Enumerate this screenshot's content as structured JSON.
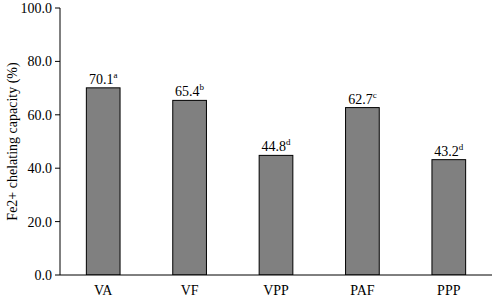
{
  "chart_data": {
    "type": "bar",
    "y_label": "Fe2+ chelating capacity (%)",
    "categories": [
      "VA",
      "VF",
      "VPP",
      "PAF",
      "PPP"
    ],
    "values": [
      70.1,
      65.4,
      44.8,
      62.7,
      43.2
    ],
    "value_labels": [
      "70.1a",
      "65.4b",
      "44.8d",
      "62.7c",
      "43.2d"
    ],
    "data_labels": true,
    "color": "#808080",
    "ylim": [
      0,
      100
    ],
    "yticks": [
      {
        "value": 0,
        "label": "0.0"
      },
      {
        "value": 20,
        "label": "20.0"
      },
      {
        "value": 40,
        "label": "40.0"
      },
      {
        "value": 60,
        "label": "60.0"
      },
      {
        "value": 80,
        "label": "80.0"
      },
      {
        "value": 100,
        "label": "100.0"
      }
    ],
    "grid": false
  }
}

+++

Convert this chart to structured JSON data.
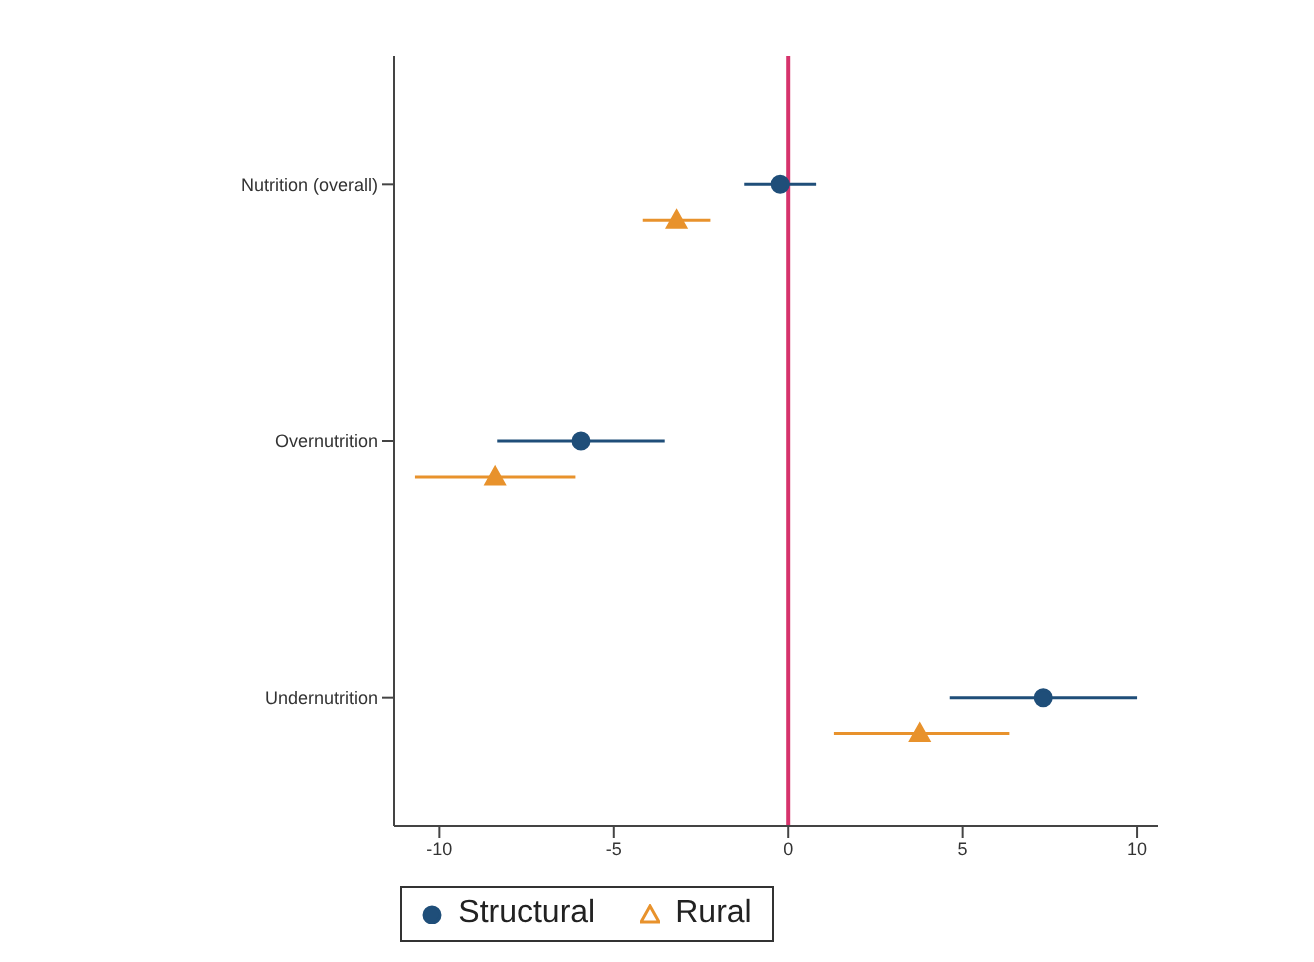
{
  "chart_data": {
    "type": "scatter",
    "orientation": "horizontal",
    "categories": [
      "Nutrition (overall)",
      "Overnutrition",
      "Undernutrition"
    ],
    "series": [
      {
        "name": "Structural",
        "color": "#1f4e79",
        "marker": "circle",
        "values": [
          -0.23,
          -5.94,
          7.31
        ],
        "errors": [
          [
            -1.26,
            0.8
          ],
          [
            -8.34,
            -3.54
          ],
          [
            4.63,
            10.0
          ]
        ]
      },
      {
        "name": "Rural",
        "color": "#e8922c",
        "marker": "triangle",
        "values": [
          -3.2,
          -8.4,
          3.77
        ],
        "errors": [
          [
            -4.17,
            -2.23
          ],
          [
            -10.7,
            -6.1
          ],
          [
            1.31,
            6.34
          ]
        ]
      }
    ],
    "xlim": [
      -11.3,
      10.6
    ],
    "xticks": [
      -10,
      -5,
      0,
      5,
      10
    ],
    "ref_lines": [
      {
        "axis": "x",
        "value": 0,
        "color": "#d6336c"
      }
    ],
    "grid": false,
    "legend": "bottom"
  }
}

+++

§ **The request**
Sift the material for lines with the string "this". Copy each one found.

§ **Final result**
Enumerate this screenshot's content as structured JSON.
Convert this chart to structured JSON data.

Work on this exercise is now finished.